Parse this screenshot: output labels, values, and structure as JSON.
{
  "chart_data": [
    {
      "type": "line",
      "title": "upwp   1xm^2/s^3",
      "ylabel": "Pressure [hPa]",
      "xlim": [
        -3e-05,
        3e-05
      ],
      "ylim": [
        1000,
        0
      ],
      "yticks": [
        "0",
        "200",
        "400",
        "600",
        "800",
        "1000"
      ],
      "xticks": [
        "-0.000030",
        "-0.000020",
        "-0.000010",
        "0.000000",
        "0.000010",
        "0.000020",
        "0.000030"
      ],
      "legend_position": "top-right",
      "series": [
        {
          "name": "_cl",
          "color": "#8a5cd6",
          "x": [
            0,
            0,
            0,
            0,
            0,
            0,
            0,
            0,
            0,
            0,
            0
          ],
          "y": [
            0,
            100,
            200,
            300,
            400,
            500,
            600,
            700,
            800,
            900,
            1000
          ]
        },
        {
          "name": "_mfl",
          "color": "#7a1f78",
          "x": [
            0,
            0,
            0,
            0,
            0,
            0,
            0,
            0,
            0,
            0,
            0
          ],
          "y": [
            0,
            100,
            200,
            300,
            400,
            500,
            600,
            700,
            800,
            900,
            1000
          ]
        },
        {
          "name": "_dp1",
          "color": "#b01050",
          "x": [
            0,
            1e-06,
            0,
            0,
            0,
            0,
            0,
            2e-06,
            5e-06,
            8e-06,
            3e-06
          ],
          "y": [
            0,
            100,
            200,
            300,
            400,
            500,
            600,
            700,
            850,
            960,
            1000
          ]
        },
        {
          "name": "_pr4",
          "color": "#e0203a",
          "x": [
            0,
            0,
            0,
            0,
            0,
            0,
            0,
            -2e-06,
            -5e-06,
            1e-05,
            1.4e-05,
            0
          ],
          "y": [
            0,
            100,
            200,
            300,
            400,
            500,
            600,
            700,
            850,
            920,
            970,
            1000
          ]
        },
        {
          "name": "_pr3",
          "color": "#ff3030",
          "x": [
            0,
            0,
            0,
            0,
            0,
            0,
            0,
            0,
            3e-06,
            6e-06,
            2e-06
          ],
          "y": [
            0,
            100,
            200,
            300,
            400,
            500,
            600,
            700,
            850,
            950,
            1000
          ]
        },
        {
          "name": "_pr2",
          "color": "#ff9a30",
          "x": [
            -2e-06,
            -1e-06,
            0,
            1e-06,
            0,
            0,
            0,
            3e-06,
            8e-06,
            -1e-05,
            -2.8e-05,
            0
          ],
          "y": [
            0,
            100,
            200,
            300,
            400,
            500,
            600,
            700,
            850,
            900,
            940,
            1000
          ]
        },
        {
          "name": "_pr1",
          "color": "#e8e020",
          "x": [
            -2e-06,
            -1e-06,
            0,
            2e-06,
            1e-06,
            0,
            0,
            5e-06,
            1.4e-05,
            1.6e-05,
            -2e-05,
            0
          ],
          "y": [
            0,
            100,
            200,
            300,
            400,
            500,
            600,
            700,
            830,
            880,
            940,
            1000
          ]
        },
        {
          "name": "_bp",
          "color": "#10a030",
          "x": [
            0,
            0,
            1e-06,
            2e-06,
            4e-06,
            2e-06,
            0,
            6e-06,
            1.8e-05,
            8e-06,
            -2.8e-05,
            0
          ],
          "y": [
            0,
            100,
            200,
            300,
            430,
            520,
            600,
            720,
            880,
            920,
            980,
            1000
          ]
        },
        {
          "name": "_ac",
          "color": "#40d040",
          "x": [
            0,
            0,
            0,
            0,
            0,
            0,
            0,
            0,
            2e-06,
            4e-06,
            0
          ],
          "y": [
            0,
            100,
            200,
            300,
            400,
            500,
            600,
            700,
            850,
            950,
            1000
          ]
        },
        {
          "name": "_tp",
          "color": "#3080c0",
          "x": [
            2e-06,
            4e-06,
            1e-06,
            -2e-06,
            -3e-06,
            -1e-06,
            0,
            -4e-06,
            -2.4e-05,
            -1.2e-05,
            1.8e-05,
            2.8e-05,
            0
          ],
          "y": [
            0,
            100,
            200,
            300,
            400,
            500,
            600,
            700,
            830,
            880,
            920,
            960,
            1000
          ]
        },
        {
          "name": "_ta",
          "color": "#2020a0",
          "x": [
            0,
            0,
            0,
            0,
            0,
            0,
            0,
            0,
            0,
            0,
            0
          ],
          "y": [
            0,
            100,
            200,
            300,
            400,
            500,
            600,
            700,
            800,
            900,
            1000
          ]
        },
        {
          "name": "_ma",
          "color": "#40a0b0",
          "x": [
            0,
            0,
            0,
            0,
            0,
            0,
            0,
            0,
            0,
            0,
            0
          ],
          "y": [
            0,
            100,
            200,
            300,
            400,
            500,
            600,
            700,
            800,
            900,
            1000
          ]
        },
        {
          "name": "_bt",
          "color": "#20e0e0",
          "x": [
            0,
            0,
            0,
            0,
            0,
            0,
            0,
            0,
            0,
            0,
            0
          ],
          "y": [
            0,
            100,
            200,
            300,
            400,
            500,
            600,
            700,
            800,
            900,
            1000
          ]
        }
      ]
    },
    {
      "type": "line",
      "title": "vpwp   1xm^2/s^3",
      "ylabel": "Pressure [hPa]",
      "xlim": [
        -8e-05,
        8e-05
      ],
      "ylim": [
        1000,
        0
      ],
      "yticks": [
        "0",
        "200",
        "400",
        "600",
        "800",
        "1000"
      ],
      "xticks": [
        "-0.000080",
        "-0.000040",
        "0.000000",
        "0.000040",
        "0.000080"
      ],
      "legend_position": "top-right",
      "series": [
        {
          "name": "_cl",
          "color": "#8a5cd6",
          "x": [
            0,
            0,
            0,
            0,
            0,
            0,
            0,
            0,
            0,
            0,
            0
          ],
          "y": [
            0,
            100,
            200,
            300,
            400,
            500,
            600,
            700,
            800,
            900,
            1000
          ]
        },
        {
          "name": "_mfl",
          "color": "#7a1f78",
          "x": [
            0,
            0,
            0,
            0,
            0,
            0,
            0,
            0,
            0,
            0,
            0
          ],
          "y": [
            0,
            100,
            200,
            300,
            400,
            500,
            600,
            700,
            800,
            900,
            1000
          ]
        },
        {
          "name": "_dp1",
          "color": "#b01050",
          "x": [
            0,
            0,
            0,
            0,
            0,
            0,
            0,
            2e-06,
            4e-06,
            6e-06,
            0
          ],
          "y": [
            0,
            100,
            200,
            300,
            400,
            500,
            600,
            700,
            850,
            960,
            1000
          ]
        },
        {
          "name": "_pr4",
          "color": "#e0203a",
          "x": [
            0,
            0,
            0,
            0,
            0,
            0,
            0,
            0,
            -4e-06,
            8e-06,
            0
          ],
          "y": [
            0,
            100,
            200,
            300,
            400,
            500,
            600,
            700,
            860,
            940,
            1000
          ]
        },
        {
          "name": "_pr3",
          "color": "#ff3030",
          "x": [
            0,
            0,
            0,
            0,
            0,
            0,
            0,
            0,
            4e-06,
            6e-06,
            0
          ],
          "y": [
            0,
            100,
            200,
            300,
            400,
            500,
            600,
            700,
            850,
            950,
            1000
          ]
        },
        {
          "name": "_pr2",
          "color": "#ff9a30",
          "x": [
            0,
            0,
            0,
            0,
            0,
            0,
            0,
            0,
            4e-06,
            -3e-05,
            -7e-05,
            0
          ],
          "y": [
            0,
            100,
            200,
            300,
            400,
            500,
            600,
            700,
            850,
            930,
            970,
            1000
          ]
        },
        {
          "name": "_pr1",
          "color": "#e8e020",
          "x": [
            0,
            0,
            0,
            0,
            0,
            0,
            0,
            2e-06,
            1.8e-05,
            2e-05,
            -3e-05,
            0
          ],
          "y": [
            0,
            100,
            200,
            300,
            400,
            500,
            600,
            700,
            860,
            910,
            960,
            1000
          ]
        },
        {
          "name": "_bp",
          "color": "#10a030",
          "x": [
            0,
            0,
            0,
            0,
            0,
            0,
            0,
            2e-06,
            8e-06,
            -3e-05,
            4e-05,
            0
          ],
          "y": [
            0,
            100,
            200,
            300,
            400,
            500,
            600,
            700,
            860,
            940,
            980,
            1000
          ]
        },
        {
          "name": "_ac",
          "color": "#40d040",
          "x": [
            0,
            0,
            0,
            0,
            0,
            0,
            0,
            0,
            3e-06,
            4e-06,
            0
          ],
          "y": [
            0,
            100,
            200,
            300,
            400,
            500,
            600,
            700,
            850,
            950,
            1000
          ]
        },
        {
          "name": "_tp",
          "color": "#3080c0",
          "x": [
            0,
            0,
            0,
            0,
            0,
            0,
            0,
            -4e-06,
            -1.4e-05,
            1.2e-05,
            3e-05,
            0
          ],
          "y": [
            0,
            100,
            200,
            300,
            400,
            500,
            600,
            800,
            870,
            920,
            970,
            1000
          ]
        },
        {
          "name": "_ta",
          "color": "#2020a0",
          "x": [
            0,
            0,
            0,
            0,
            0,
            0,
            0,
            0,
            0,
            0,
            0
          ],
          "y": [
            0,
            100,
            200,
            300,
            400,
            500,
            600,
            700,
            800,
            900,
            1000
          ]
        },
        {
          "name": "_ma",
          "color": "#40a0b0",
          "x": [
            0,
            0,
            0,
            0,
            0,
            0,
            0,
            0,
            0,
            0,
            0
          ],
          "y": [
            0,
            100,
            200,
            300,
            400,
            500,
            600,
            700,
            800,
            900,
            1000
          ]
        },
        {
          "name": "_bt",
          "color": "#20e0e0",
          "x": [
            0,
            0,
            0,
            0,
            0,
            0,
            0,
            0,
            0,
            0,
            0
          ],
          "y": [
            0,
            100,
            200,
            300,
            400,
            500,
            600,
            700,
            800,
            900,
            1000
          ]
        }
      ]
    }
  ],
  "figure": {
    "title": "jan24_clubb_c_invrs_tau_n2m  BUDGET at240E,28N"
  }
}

================

## PROBLEM TO SOLVE
Look through the records and gather every line containing "title".

## SOLUTION FOR THIS PROBLEM
      "title": "upwp   1xm^2/s^3",
      "title": "vpwp   1xm^2/s^3",
    "title": "jan24_clubb_c_invrs_tau_n2m  BUDGET at240E,28N"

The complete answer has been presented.